● Exercise prompt
Copy out each line featuring the string "color" from the entries beneath.

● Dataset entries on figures
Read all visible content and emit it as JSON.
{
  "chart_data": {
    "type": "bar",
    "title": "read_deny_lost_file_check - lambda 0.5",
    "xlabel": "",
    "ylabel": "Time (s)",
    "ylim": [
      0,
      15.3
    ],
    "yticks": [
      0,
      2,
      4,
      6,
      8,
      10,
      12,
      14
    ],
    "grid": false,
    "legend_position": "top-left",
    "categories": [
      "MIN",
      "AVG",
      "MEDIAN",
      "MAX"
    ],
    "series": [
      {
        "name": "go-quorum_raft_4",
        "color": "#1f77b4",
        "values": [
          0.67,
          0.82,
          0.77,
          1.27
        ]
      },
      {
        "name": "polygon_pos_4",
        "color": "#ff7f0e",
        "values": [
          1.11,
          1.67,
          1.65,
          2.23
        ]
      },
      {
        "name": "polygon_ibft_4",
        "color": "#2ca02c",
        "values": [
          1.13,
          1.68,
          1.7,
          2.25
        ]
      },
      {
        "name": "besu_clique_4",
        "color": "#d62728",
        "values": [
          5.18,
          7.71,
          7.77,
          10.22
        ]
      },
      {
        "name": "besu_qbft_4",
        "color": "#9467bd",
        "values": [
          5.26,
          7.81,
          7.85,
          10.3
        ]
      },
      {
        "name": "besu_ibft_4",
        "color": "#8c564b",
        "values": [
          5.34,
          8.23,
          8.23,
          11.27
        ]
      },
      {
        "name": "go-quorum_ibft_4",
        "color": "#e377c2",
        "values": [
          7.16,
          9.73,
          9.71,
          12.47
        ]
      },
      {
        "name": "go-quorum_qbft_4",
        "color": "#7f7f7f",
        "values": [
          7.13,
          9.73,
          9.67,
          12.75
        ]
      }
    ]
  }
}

● Exercise result
        "color": "#1f77b4",
        "color": "#ff7f0e",
        "color": "#2ca02c",
        "color": "#d62728",
        "color": "#9467bd",
        "color": "#8c564b",
        "color": "#e377c2",
        "color": "#7f7f7f",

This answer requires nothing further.